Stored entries
::::::
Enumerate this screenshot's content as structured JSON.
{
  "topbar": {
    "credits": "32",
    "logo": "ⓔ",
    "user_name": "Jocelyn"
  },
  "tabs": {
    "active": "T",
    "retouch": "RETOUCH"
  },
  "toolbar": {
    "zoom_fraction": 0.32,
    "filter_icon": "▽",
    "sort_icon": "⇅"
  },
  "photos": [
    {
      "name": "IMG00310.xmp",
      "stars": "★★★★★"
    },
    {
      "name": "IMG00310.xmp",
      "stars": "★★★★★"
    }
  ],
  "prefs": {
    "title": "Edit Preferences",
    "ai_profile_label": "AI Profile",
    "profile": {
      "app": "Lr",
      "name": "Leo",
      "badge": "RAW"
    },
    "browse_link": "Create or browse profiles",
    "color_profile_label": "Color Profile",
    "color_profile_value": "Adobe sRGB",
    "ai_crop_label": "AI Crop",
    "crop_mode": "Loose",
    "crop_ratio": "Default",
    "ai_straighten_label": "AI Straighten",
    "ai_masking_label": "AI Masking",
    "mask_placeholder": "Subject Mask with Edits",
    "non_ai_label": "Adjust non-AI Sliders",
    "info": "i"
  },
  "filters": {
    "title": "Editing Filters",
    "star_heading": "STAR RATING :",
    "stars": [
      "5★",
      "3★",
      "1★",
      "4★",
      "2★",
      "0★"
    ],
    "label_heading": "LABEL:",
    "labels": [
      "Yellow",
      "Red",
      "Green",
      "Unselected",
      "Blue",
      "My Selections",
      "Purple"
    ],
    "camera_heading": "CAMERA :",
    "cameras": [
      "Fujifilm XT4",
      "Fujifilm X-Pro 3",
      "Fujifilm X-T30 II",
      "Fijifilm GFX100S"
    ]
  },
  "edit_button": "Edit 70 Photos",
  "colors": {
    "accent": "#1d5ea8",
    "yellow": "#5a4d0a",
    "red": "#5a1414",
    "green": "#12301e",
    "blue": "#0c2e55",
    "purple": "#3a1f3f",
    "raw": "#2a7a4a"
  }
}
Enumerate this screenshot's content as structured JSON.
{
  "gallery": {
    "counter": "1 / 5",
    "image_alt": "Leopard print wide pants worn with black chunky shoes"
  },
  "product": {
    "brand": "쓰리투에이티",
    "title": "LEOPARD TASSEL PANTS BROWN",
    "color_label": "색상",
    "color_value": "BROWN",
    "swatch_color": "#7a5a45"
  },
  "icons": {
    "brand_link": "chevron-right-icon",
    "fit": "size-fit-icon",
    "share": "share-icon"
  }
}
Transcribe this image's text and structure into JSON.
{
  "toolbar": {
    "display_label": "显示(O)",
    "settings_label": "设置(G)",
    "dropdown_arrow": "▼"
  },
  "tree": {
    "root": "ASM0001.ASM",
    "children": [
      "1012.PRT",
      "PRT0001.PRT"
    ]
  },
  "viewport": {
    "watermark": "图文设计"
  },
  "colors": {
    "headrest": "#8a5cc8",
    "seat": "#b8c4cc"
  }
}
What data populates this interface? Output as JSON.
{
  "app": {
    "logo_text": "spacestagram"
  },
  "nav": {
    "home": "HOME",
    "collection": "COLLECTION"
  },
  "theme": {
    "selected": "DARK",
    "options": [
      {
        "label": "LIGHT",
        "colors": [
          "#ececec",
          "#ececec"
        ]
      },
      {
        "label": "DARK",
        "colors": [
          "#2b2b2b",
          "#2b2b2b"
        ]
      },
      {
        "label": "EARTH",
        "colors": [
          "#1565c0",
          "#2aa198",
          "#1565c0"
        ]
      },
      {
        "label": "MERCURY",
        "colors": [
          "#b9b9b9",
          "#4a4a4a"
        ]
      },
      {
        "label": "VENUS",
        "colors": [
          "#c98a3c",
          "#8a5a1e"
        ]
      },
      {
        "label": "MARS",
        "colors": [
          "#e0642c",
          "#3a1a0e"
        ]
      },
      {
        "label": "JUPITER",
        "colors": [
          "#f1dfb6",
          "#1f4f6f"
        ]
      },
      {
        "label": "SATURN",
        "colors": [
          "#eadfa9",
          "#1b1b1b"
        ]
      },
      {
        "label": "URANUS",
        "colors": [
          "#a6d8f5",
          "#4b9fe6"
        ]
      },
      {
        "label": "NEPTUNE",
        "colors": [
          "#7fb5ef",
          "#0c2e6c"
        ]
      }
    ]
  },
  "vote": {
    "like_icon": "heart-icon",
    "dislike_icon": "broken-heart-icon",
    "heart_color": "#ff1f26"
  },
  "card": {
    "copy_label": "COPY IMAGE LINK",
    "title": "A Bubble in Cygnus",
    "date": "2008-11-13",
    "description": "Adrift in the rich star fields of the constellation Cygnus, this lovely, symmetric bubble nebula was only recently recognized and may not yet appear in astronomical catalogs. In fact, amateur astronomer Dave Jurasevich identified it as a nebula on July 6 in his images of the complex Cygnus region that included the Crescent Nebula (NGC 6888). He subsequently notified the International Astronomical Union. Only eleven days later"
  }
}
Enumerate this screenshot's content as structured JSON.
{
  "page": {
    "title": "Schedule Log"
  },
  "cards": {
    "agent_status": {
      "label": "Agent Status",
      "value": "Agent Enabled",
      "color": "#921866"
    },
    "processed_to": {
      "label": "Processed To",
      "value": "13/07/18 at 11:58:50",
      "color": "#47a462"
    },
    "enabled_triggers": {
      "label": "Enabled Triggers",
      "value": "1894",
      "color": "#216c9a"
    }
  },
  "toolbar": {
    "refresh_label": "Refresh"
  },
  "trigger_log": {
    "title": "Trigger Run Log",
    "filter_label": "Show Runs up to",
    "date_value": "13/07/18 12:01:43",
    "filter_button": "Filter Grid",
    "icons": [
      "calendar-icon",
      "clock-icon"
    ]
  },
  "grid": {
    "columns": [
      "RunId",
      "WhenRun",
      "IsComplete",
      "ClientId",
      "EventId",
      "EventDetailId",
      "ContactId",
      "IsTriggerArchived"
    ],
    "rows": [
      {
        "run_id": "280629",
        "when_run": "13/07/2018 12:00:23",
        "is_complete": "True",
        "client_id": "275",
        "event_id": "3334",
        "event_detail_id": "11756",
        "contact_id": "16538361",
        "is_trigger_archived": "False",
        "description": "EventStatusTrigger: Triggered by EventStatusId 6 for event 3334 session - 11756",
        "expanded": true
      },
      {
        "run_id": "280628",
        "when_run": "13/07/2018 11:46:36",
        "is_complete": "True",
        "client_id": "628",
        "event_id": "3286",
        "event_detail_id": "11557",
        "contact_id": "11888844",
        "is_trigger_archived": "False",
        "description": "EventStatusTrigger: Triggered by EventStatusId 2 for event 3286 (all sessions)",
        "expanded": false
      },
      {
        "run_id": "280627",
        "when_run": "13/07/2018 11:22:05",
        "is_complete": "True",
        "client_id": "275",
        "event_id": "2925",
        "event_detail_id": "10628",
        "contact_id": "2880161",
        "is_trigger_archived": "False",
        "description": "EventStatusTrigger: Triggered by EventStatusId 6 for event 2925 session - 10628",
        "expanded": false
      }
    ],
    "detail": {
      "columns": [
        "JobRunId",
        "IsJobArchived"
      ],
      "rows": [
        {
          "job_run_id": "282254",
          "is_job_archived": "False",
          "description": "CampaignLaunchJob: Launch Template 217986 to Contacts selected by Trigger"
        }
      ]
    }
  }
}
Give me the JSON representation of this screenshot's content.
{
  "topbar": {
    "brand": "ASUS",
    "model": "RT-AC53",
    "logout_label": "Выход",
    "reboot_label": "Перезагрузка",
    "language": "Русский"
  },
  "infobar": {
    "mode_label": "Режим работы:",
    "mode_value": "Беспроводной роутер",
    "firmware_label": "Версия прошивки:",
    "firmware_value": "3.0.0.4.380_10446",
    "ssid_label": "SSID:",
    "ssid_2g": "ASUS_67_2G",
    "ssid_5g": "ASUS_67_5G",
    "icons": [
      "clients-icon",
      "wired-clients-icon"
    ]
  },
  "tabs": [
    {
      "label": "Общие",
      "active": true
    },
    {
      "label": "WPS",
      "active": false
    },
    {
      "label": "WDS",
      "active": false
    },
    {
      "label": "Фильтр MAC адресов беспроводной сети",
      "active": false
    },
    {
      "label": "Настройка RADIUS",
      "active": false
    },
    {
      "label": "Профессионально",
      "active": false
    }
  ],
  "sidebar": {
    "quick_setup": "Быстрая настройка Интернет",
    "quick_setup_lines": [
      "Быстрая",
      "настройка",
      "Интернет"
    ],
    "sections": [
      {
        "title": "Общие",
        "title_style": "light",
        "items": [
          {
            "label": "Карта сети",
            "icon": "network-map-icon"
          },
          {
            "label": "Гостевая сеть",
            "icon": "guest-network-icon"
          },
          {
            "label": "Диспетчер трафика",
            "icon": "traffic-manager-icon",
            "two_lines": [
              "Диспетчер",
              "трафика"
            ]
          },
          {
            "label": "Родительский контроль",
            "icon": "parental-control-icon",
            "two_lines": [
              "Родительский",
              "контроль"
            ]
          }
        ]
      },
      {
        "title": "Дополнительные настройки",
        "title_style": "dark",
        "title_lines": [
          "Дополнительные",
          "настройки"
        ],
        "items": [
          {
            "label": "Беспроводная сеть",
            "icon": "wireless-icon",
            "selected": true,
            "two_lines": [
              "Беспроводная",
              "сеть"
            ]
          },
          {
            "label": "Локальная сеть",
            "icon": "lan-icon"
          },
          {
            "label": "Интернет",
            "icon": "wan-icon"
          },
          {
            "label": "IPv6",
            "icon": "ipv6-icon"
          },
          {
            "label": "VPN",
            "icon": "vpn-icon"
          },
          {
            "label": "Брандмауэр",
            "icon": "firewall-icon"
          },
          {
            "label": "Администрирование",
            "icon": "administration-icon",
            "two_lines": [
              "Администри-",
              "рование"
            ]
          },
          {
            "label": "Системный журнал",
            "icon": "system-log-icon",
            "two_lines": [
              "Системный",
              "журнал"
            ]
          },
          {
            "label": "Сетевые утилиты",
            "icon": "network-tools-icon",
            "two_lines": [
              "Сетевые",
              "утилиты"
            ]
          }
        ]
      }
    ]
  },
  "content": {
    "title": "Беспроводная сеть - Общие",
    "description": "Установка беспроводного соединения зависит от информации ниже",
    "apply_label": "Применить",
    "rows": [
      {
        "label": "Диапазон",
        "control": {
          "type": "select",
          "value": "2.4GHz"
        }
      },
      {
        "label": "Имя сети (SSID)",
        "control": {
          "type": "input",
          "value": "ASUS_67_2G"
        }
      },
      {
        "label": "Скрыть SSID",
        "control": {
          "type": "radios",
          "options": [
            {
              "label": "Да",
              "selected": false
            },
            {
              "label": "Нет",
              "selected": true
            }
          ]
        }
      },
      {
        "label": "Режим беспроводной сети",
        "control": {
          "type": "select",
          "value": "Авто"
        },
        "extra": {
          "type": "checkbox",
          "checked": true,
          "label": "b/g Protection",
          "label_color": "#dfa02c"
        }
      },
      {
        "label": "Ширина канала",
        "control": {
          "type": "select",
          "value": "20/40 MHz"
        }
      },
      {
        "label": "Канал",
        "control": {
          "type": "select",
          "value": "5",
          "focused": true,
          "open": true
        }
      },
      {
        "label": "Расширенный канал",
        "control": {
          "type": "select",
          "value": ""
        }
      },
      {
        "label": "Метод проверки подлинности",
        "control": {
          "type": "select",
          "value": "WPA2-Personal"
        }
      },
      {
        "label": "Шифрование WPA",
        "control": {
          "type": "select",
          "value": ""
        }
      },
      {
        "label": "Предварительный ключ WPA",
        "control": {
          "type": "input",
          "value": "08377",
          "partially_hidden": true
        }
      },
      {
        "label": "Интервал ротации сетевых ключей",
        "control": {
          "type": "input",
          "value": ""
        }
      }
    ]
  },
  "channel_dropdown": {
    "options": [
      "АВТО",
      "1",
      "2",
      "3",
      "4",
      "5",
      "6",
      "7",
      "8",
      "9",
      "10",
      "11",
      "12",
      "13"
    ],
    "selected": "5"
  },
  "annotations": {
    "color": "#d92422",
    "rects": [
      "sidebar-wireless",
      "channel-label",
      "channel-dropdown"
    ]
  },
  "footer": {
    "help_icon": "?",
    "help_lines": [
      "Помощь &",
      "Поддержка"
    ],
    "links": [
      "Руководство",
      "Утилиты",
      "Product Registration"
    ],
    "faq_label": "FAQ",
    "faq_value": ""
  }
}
::::::
Goal of the exercise
Copy out every line from the records that has the word "Родительский".

Answer in full
            "label": "Родительский контроль",
              "Родительский",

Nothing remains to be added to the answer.